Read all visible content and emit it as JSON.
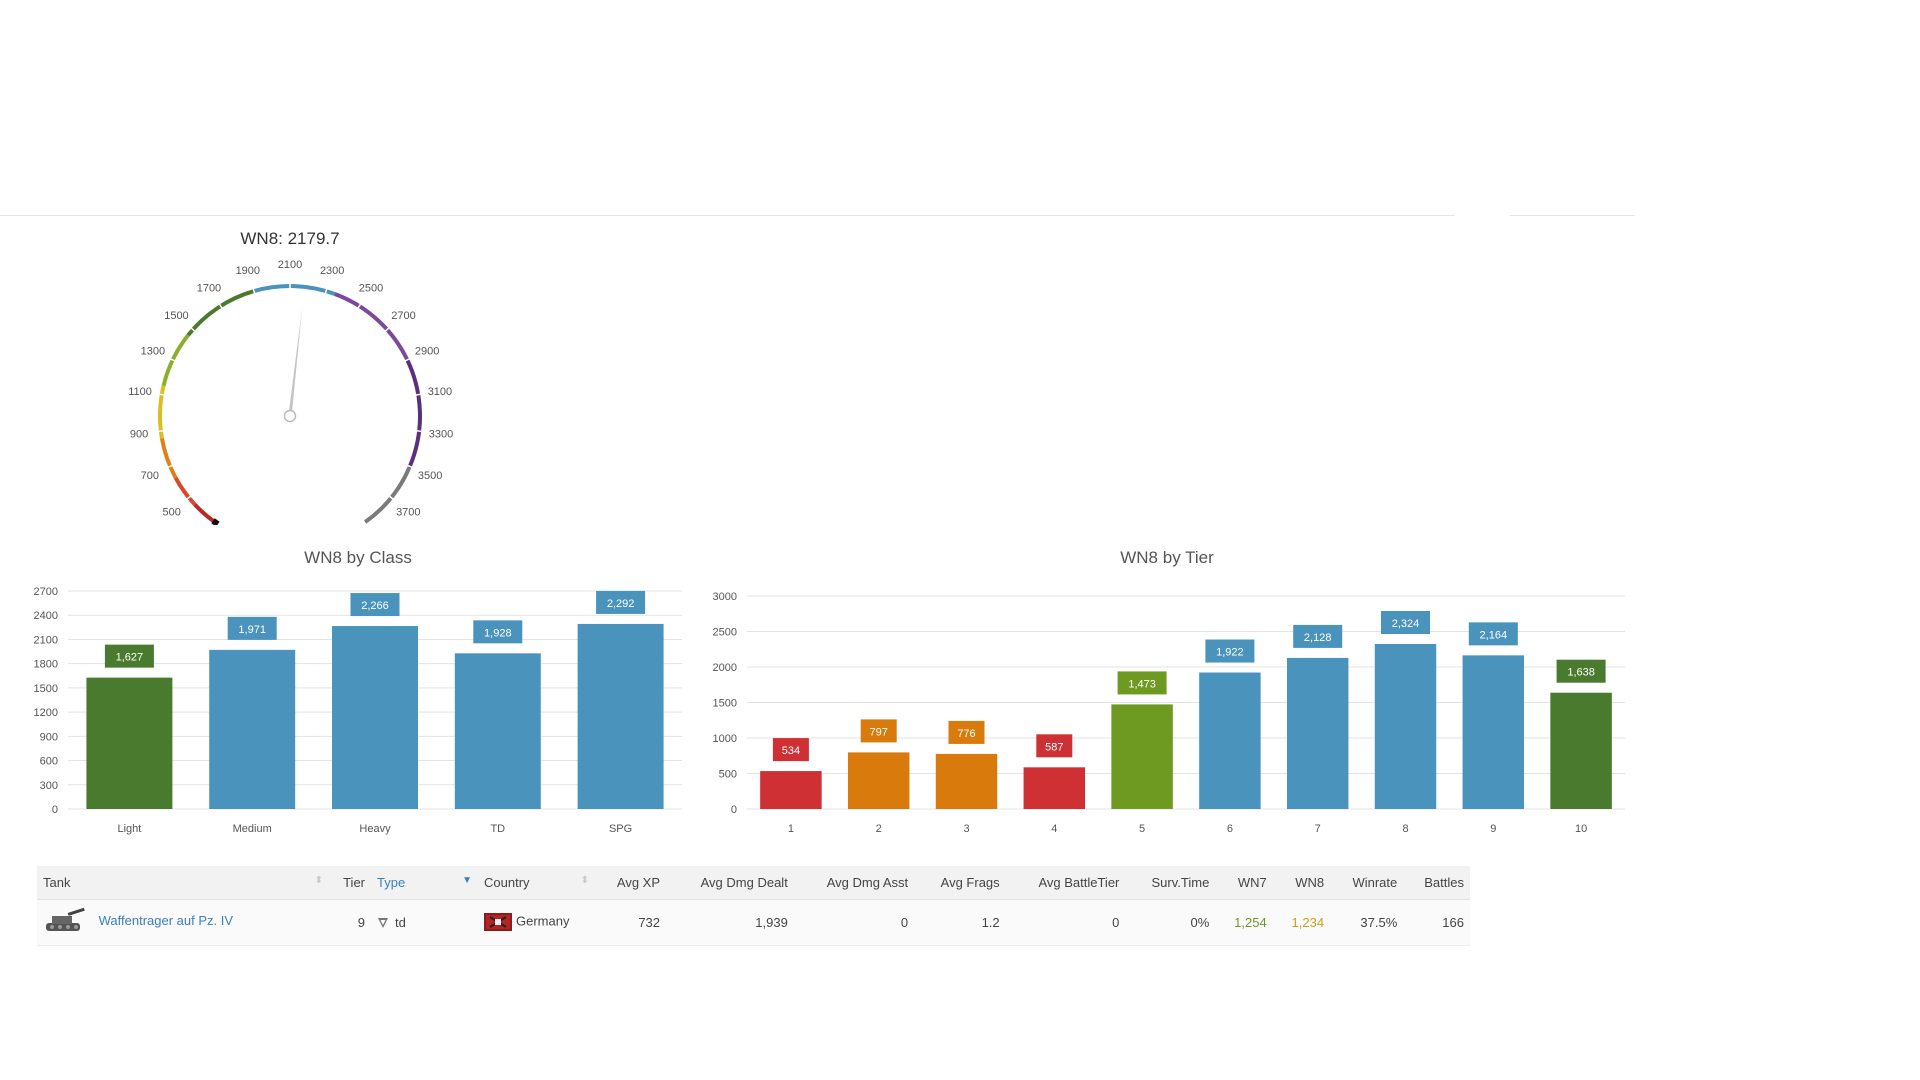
{
  "gauge": {
    "title": "WN8: 2179.7",
    "value": 2179.7,
    "min": 300,
    "max": 3900,
    "ticks": [
      300,
      500,
      700,
      900,
      1100,
      1300,
      1500,
      1700,
      1900,
      2100,
      2300,
      2500,
      2700,
      2900,
      3100,
      3300,
      3500,
      3700,
      3900
    ],
    "bands": [
      {
        "from": 300,
        "to": 450,
        "color": "#b42b2b"
      },
      {
        "from": 450,
        "to": 630,
        "color": "#d44a2a"
      },
      {
        "from": 630,
        "to": 860,
        "color": "#e07f1b"
      },
      {
        "from": 860,
        "to": 1150,
        "color": "#d9bf22"
      },
      {
        "from": 1150,
        "to": 1460,
        "color": "#8ab02b"
      },
      {
        "from": 1460,
        "to": 1900,
        "color": "#4a7a2a"
      },
      {
        "from": 1900,
        "to": 2350,
        "color": "#4a93bc"
      },
      {
        "from": 2350,
        "to": 2900,
        "color": "#7b4a9a"
      },
      {
        "from": 2900,
        "to": 3500,
        "color": "#5b2f7c"
      },
      {
        "from": 3500,
        "to": 3900,
        "color": "#7a7a7a"
      }
    ]
  },
  "chart_data": [
    {
      "type": "bar",
      "title": "WN8 by Class",
      "categories": [
        "Light",
        "Medium",
        "Heavy",
        "TD",
        "SPG"
      ],
      "values": [
        1627,
        1971,
        2266,
        1928,
        2292
      ],
      "labels": [
        "1,627",
        "1,971",
        "2,266",
        "1,928",
        "2,292"
      ],
      "colors": [
        "#4a7a2e",
        "#4a93bc",
        "#4a93bc",
        "#4a93bc",
        "#4a93bc"
      ],
      "yticks": [
        0,
        300,
        600,
        900,
        1200,
        1500,
        1800,
        2100,
        2400,
        2700
      ],
      "ylim": [
        0,
        2700
      ],
      "grid": true
    },
    {
      "type": "bar",
      "title": "WN8 by Tier",
      "categories": [
        "1",
        "2",
        "3",
        "4",
        "5",
        "6",
        "7",
        "8",
        "9",
        "10"
      ],
      "values": [
        534,
        797,
        776,
        587,
        1473,
        1922,
        2128,
        2324,
        2164,
        1638
      ],
      "labels": [
        "534",
        "797",
        "776",
        "587",
        "1,473",
        "1,922",
        "2,128",
        "2,324",
        "2,164",
        "1,638"
      ],
      "colors": [
        "#cf3034",
        "#d97a0c",
        "#d97a0c",
        "#cf3034",
        "#6e9a22",
        "#4a93bc",
        "#4a93bc",
        "#4a93bc",
        "#4a93bc",
        "#4a7a2e"
      ],
      "yticks": [
        0,
        500,
        1000,
        1500,
        2000,
        2500,
        3000
      ],
      "ylim": [
        0,
        3000
      ],
      "grid": true
    }
  ],
  "table": {
    "headers": [
      "Tank",
      "Tier",
      "Type",
      "Country",
      "Avg XP",
      "Avg Dmg Dealt",
      "Avg Dmg Asst",
      "Avg Frags",
      "Avg BattleTier",
      "Surv.Time",
      "WN7",
      "WN8",
      "Winrate",
      "Battles"
    ],
    "row": {
      "tank": "Waffentrager auf Pz. IV",
      "tier": "9",
      "type": "td",
      "country": "Germany",
      "avg_xp": "732",
      "avg_dmg_dealt": "1,939",
      "avg_dmg_asst": "0",
      "avg_frags": "1.2",
      "avg_battletier": "0",
      "surv_time": "0%",
      "wn7": "1,254",
      "wn8": "1,234",
      "winrate": "37.5%",
      "battles": "166"
    }
  }
}
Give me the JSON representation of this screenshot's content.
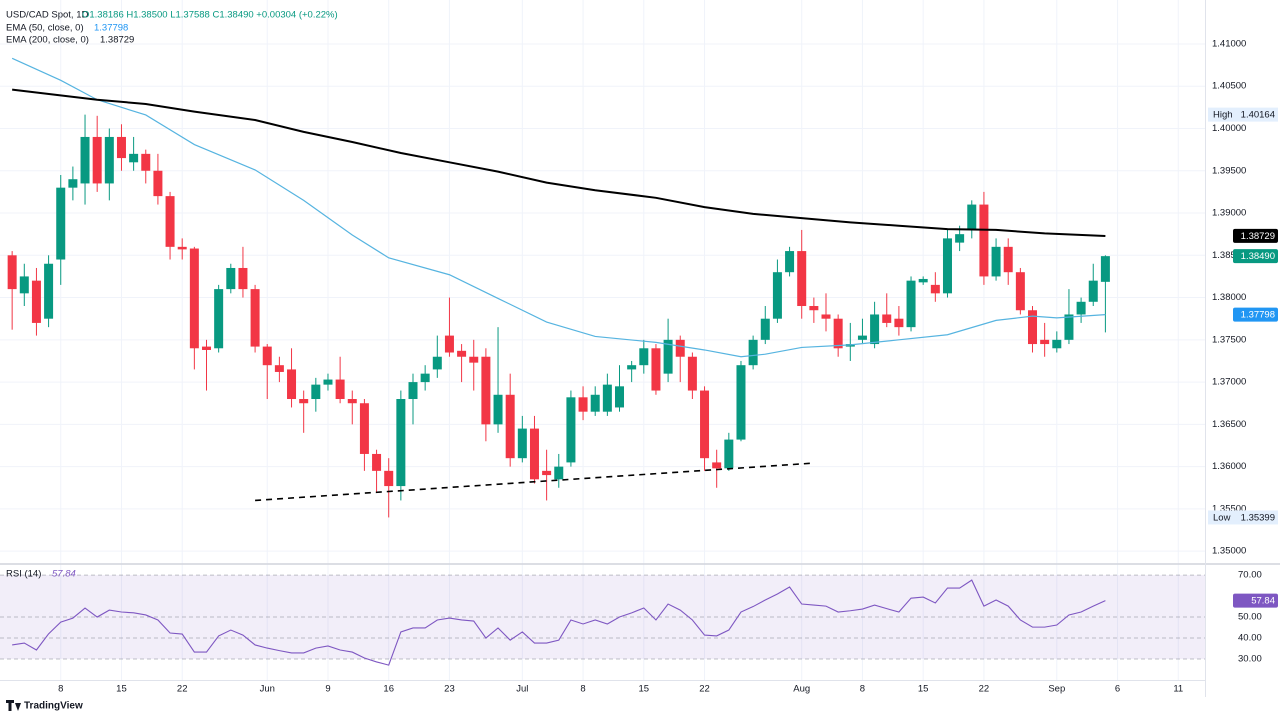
{
  "chart_data": [
    {
      "type": "candlestick",
      "title": "USD/CAD Spot, 1D",
      "subtitle": "O1.38186 H1.38500 L1.37588 C1.38490 +0.00304 (+0.22%)",
      "up_color": "#089981",
      "down_color": "#f23645",
      "x": [
        0,
        1,
        2,
        3,
        4,
        5,
        6,
        7,
        8,
        9,
        10,
        11,
        12,
        13,
        14,
        15,
        16,
        17,
        18,
        19,
        20,
        21,
        22,
        23,
        24,
        25,
        26,
        27,
        28,
        29,
        30,
        31,
        32,
        33,
        34,
        35,
        36,
        37,
        38,
        39,
        40,
        41,
        42,
        43,
        44,
        45,
        46,
        47,
        48,
        49,
        50,
        51,
        52,
        53,
        54,
        55,
        56,
        57,
        58,
        59,
        60,
        61,
        62,
        63,
        64,
        65,
        66,
        67,
        68,
        69,
        70,
        71,
        72,
        73,
        74,
        75,
        76,
        77,
        78,
        79,
        80,
        81,
        82,
        83,
        84,
        85,
        86,
        87,
        88,
        89,
        90
      ],
      "open": [
        1.385,
        1.3805,
        1.382,
        1.3775,
        1.3845,
        1.393,
        1.3935,
        1.399,
        1.3935,
        1.399,
        1.396,
        1.397,
        1.395,
        1.392,
        1.386,
        1.3858,
        1.3742,
        1.374,
        1.381,
        1.3835,
        1.381,
        1.3742,
        1.372,
        1.3715,
        1.368,
        1.368,
        1.3697,
        1.3703,
        1.368,
        1.3675,
        1.3615,
        1.3595,
        1.3577,
        1.368,
        1.37,
        1.3715,
        1.3755,
        1.3737,
        1.373,
        1.373,
        1.365,
        1.3685,
        1.361,
        1.3645,
        1.3595,
        1.3585,
        1.3605,
        1.3682,
        1.3665,
        1.3665,
        1.367,
        1.3715,
        1.372,
        1.374,
        1.371,
        1.375,
        1.373,
        1.369,
        1.3605,
        1.3598,
        1.3632,
        1.372,
        1.375,
        1.3775,
        1.383,
        1.3855,
        1.379,
        1.378,
        1.3775,
        1.3742,
        1.375,
        1.3745,
        1.378,
        1.3775,
        1.3765,
        1.3818,
        1.3815,
        1.3805,
        1.3865,
        1.388,
        1.391,
        1.3825,
        1.386,
        1.383,
        1.3785,
        1.375,
        1.374,
        1.375,
        1.378,
        1.3795,
        1.38186
      ],
      "high": [
        1.3855,
        1.384,
        1.3835,
        1.385,
        1.3945,
        1.3955,
        1.40164,
        1.4015,
        1.4,
        1.4005,
        1.399,
        1.3975,
        1.397,
        1.3925,
        1.387,
        1.386,
        1.375,
        1.3815,
        1.384,
        1.386,
        1.3815,
        1.3745,
        1.373,
        1.374,
        1.369,
        1.3705,
        1.371,
        1.373,
        1.369,
        1.368,
        1.362,
        1.361,
        1.369,
        1.371,
        1.372,
        1.3755,
        1.38,
        1.3745,
        1.375,
        1.374,
        1.3765,
        1.371,
        1.366,
        1.366,
        1.362,
        1.3615,
        1.369,
        1.3695,
        1.3695,
        1.371,
        1.372,
        1.3725,
        1.375,
        1.3745,
        1.3775,
        1.3755,
        1.3735,
        1.3695,
        1.362,
        1.364,
        1.3725,
        1.3755,
        1.379,
        1.3845,
        1.386,
        1.388,
        1.38,
        1.3805,
        1.378,
        1.377,
        1.3775,
        1.3795,
        1.3805,
        1.379,
        1.3825,
        1.3825,
        1.383,
        1.388,
        1.3885,
        1.3915,
        1.3925,
        1.387,
        1.387,
        1.3835,
        1.379,
        1.377,
        1.376,
        1.381,
        1.38,
        1.384,
        1.385
      ],
      "low": [
        1.3762,
        1.379,
        1.3755,
        1.3765,
        1.3815,
        1.3915,
        1.391,
        1.3925,
        1.3915,
        1.395,
        1.395,
        1.3935,
        1.391,
        1.3845,
        1.3845,
        1.3715,
        1.369,
        1.3735,
        1.3805,
        1.38,
        1.3735,
        1.368,
        1.37,
        1.367,
        1.364,
        1.3665,
        1.369,
        1.3675,
        1.365,
        1.3595,
        1.357,
        1.35399,
        1.356,
        1.365,
        1.369,
        1.3705,
        1.373,
        1.37,
        1.369,
        1.363,
        1.364,
        1.36,
        1.3605,
        1.358,
        1.356,
        1.3575,
        1.36,
        1.3655,
        1.366,
        1.366,
        1.3665,
        1.37,
        1.371,
        1.3685,
        1.37,
        1.37,
        1.368,
        1.3595,
        1.3575,
        1.3595,
        1.363,
        1.3715,
        1.3745,
        1.377,
        1.3825,
        1.3775,
        1.377,
        1.376,
        1.373,
        1.3725,
        1.3745,
        1.374,
        1.3765,
        1.3755,
        1.376,
        1.3815,
        1.3795,
        1.38,
        1.3855,
        1.387,
        1.3815,
        1.382,
        1.3815,
        1.378,
        1.3735,
        1.373,
        1.3735,
        1.3745,
        1.377,
        1.379,
        1.37588
      ],
      "close": [
        1.381,
        1.3825,
        1.377,
        1.384,
        1.393,
        1.394,
        1.399,
        1.3935,
        1.399,
        1.3965,
        1.397,
        1.395,
        1.392,
        1.386,
        1.3857,
        1.374,
        1.3738,
        1.381,
        1.3835,
        1.381,
        1.3742,
        1.372,
        1.3712,
        1.368,
        1.3675,
        1.3697,
        1.3703,
        1.368,
        1.3675,
        1.3615,
        1.3595,
        1.3577,
        1.368,
        1.37,
        1.371,
        1.373,
        1.3735,
        1.373,
        1.3723,
        1.365,
        1.3685,
        1.361,
        1.3645,
        1.3585,
        1.359,
        1.36,
        1.3682,
        1.3665,
        1.3685,
        1.3697,
        1.3695,
        1.372,
        1.374,
        1.369,
        1.375,
        1.373,
        1.369,
        1.361,
        1.3598,
        1.3632,
        1.372,
        1.375,
        1.3775,
        1.383,
        1.3855,
        1.379,
        1.3785,
        1.3775,
        1.374,
        1.3745,
        1.3755,
        1.378,
        1.377,
        1.3765,
        1.382,
        1.3822,
        1.3805,
        1.387,
        1.3875,
        1.391,
        1.3825,
        1.386,
        1.383,
        1.3785,
        1.3745,
        1.3745,
        1.375,
        1.378,
        1.3795,
        1.382,
        1.3849
      ],
      "series": [
        {
          "name": "EMA (50, close, 0)",
          "color": "#56b4e0",
          "last_label": "1.37798",
          "x": [
            0,
            4,
            7,
            11,
            15,
            20,
            24,
            28,
            31,
            36,
            40,
            44,
            48,
            53,
            57,
            60,
            62,
            65,
            69,
            73,
            77,
            81,
            84,
            86,
            90
          ],
          "values": [
            1.4083,
            1.4057,
            1.4034,
            1.4016,
            1.3981,
            1.3951,
            1.3915,
            1.3874,
            1.3847,
            1.3827,
            1.3799,
            1.3771,
            1.3754,
            1.3747,
            1.3738,
            1.373,
            1.3733,
            1.3741,
            1.3744,
            1.375,
            1.3756,
            1.3773,
            1.3778,
            1.3776,
            1.37798
          ]
        },
        {
          "name": "EMA (200, close, 0)",
          "color": "#000000",
          "last_label": "1.38729",
          "x": [
            0,
            7,
            11,
            15,
            20,
            24,
            28,
            32,
            36,
            40,
            44,
            48,
            53,
            57,
            61,
            65,
            69,
            73,
            77,
            81,
            85,
            90
          ],
          "values": [
            1.4046,
            1.4034,
            1.4029,
            1.402,
            1.401,
            1.3996,
            1.3984,
            1.3971,
            1.396,
            1.3949,
            1.3936,
            1.3927,
            1.3918,
            1.3907,
            1.3899,
            1.3894,
            1.3889,
            1.3885,
            1.3881,
            1.388,
            1.3876,
            1.38729
          ]
        }
      ],
      "last_price": {
        "value": 1.3849,
        "label": "1.38490"
      },
      "high_marker": {
        "text": "High",
        "value": 1.40164,
        "label": "1.40164"
      },
      "low_marker": {
        "text": "Low",
        "value": 1.35399,
        "label": "1.35399"
      },
      "trendline": {
        "x": [
          20,
          65.8
        ],
        "y": [
          1.356,
          1.3604
        ]
      },
      "xlim": [
        -1,
        98.2
      ],
      "ylim": [
        1.3486,
        1.4152
      ],
      "grid": true,
      "xticks": [
        {
          "value": 4,
          "label": "8"
        },
        {
          "value": 9,
          "label": "15"
        },
        {
          "value": 14,
          "label": "22"
        },
        {
          "value": 21,
          "label": "Jun"
        },
        {
          "value": 26,
          "label": "9"
        },
        {
          "value": 31,
          "label": "16"
        },
        {
          "value": 36,
          "label": "23"
        },
        {
          "value": 42,
          "label": "Jul"
        },
        {
          "value": 47,
          "label": "8"
        },
        {
          "value": 52,
          "label": "15"
        },
        {
          "value": 57,
          "label": "22"
        },
        {
          "value": 65,
          "label": "Aug"
        },
        {
          "value": 70,
          "label": "8"
        },
        {
          "value": 75,
          "label": "15"
        },
        {
          "value": 80,
          "label": "22"
        },
        {
          "value": 86,
          "label": "Sep"
        },
        {
          "value": 91,
          "label": "6"
        },
        {
          "value": 96,
          "label": "11"
        }
      ],
      "yticks": [
        {
          "value": 1.35,
          "label": "1.35000"
        },
        {
          "value": 1.355,
          "label": "1.35500"
        },
        {
          "value": 1.36,
          "label": "1.36000"
        },
        {
          "value": 1.365,
          "label": "1.36500"
        },
        {
          "value": 1.37,
          "label": "1.37000"
        },
        {
          "value": 1.375,
          "label": "1.37500"
        },
        {
          "value": 1.38,
          "label": "1.38000"
        },
        {
          "value": 1.385,
          "label": "1.38500"
        },
        {
          "value": 1.39,
          "label": "1.39000"
        },
        {
          "value": 1.395,
          "label": "1.39500"
        },
        {
          "value": 1.4,
          "label": "1.40000"
        },
        {
          "value": 1.405,
          "label": "1.40500"
        },
        {
          "value": 1.41,
          "label": "1.41000"
        }
      ]
    },
    {
      "type": "line",
      "band_color": "#7e57c2",
      "series": [
        {
          "name": "RSI (14)",
          "color": "#7e57c2",
          "last_label": "57.84",
          "values": [
            36.7,
            37.6,
            34.3,
            42,
            47.6,
            49.5,
            54.3,
            50,
            53.3,
            52.4,
            52,
            51,
            48.6,
            42.4,
            41.9,
            33.3,
            33.3,
            41,
            43.8,
            41.4,
            36.7,
            35.2,
            34,
            32.9,
            32.9,
            35.2,
            36.2,
            34.3,
            33.3,
            30.5,
            28.6,
            27.1,
            42.9,
            44.8,
            44.8,
            48.6,
            49.5,
            48.6,
            48.1,
            40,
            44.8,
            39,
            42.9,
            37.6,
            37.6,
            39,
            48.6,
            46.7,
            48.6,
            46.7,
            50,
            52,
            54.3,
            48.6,
            56.2,
            53.3,
            48.6,
            41.4,
            41,
            43.8,
            52.4,
            55,
            58.1,
            61,
            64.3,
            56.2,
            55.7,
            55.2,
            52.4,
            53,
            53.8,
            55.7,
            54,
            52.4,
            59,
            59.5,
            56.7,
            63.8,
            63.8,
            67.6,
            55.2,
            58.1,
            55.2,
            48.6,
            45.2,
            45.2,
            46.2,
            51,
            52.4,
            55.2,
            57.84
          ]
        }
      ],
      "ylim": [
        20,
        74.8
      ],
      "yticks": [
        {
          "value": 30,
          "label": "30.00"
        },
        {
          "value": 40,
          "label": "40.00"
        },
        {
          "value": 50,
          "label": "50.00"
        },
        {
          "value": 70,
          "label": "70.00"
        }
      ]
    }
  ],
  "footer": "TradingView"
}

**Exercise goal**
Return all lines containing "name".

**Response to this task**
          "name": "EMA (50, close, 0)",
          "name": "EMA (200, close, 0)",
          "name": "RSI (14)",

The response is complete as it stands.